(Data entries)

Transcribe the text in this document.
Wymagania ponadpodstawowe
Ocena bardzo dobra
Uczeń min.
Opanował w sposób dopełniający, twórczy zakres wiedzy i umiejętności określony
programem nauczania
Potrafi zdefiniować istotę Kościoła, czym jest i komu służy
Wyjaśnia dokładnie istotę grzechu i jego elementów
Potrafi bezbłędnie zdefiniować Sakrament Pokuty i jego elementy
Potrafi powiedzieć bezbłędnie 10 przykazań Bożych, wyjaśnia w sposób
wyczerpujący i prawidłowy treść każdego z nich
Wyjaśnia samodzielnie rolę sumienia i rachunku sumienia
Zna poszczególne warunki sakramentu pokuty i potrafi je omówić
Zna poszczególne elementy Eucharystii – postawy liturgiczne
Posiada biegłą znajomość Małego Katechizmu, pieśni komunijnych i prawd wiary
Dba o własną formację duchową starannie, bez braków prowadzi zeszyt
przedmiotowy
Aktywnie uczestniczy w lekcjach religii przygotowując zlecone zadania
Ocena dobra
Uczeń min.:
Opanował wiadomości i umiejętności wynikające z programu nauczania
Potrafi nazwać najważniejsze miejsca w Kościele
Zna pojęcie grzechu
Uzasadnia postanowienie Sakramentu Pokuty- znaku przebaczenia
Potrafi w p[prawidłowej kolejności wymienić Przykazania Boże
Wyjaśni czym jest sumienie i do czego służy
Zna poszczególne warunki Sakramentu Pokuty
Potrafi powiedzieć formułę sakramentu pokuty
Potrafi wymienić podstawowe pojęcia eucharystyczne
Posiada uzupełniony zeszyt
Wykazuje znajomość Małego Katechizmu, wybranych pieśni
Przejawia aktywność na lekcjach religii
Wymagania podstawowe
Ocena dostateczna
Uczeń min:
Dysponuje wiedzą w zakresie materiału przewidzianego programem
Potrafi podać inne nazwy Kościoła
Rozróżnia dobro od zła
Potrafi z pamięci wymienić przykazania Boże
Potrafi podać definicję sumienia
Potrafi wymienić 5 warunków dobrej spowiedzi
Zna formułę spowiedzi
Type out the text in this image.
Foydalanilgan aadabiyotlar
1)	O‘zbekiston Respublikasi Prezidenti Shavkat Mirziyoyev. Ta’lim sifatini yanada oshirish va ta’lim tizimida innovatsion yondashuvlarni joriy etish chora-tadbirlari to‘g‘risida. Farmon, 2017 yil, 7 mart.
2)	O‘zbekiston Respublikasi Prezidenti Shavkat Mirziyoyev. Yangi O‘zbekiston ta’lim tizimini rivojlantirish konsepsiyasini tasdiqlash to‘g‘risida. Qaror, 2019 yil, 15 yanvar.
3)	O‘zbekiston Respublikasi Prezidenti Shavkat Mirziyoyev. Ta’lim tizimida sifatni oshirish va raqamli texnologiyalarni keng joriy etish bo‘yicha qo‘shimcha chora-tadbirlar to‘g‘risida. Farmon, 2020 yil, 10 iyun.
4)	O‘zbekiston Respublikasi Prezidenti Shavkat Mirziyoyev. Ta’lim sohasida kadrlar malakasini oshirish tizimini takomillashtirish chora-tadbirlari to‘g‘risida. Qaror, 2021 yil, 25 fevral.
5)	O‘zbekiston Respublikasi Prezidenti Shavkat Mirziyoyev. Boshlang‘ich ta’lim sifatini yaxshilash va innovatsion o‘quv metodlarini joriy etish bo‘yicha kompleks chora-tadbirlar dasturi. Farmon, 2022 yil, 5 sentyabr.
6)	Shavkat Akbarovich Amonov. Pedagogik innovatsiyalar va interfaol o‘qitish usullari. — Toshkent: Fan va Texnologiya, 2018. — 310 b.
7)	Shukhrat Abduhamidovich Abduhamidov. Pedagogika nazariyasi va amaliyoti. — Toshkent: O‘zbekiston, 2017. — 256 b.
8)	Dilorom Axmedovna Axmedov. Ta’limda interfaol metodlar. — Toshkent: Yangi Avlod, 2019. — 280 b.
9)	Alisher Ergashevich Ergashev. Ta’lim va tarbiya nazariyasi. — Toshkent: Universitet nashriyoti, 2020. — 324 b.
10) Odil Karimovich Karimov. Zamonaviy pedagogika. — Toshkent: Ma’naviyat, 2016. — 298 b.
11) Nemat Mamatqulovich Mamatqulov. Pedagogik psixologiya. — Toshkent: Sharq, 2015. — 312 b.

--

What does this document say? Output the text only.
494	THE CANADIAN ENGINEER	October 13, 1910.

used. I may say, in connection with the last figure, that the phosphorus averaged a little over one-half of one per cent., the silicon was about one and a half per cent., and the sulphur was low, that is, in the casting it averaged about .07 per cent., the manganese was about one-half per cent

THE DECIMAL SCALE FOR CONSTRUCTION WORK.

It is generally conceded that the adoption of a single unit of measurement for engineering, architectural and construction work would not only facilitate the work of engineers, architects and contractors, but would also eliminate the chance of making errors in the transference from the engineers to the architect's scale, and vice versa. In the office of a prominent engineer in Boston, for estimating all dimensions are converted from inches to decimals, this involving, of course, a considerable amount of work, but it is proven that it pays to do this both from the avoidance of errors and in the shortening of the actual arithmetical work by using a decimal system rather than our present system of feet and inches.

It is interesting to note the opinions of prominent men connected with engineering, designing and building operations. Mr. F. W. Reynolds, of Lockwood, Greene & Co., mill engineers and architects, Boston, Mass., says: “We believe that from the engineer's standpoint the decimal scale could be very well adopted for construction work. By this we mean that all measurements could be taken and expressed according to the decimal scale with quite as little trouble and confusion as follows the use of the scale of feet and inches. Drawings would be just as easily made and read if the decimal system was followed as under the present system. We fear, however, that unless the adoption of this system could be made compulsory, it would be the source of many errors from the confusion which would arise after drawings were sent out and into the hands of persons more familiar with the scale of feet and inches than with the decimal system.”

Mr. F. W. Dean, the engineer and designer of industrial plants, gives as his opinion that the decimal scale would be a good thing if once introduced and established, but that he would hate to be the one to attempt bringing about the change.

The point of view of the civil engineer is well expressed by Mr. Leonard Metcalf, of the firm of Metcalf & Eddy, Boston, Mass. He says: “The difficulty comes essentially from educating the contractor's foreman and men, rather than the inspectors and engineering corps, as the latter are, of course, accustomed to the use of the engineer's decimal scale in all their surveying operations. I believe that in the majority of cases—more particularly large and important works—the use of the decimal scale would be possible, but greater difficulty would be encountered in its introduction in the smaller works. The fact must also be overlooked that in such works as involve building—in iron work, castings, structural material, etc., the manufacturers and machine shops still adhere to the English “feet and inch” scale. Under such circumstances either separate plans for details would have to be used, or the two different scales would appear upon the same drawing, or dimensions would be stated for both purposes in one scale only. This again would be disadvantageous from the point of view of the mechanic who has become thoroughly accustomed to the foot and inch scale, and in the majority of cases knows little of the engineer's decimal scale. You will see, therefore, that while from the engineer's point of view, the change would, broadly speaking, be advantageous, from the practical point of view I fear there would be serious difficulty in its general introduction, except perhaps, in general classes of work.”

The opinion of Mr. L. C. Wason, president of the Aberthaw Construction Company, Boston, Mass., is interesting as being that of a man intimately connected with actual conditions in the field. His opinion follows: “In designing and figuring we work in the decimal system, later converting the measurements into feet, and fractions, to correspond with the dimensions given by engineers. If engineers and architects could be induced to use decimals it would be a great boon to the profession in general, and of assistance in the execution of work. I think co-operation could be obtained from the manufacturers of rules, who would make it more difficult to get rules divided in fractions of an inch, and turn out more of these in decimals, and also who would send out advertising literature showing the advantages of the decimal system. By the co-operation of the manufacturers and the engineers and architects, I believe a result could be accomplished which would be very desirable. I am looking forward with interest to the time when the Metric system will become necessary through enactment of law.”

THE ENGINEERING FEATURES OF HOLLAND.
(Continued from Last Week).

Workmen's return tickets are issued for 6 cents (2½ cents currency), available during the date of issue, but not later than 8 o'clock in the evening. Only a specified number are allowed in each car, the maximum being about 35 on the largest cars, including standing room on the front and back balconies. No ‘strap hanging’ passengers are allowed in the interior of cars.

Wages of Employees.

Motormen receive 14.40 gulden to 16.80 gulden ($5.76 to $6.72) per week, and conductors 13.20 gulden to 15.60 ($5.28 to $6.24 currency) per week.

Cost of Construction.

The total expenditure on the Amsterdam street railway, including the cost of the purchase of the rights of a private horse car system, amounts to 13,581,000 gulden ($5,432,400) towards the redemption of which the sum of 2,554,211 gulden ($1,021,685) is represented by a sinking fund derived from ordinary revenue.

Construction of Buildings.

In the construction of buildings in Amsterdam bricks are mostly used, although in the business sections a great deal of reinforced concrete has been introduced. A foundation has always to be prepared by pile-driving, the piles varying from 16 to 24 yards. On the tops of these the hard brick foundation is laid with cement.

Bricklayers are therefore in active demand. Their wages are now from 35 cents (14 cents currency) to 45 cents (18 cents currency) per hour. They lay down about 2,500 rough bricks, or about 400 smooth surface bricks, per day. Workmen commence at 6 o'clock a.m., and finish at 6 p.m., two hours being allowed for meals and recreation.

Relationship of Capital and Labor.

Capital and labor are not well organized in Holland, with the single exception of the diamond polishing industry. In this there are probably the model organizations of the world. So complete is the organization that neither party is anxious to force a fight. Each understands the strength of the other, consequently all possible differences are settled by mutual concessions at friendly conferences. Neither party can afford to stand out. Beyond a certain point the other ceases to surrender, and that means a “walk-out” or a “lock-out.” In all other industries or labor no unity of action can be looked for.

→ **Objective**: Read the lines above. Gather those in which the string "Prezidenti" is found.

→ **Answer to the problem**:
1)	O‘zbekiston Respublikasi Prezidenti Shavkat Mirziyoyev. Ta’lim sifatini yanada oshirish va ta’lim tizimida innovatsion yondashuvlarni joriy etish chora-tadbirlari to‘g‘risida. Farmon, 2017 yil, 7 mart.
2)	O‘zbekiston Respublikasi Prezidenti Shavkat Mirziyoyev. Yangi O‘zbekiston ta’lim tizimini rivojlantirish konsepsiyasini tasdiqlash to‘g‘risida. Qaror, 2019 yil, 15 yanvar.
3)	O‘zbekiston Respublikasi Prezidenti Shavkat Mirziyoyev. Ta’lim tizimida sifatni oshirish va raqamli texnologiyalarni keng joriy etish bo‘yicha qo‘shimcha chora-tadbirlar to‘g‘risida. Farmon, 2020 yil, 10 iyun.
4)	O‘zbekiston Respublikasi Prezidenti Shavkat Mirziyoyev. Ta’lim sohasida kadrlar malakasini oshirish tizimini takomillashtirish chora-tadbirlari to‘g‘risida. Qaror, 2021 yil, 25 fevral.
5)	O‘zbekiston Respublikasi Prezidenti Shavkat Mirziyoyev. Boshlang‘ich ta’lim sifatini yaxshilash va innovatsion o‘quv metodlarini joriy etish bo‘yicha kompleks chora-tadbirlar dasturi. Farmon, 2022 yil, 5 sentyabr.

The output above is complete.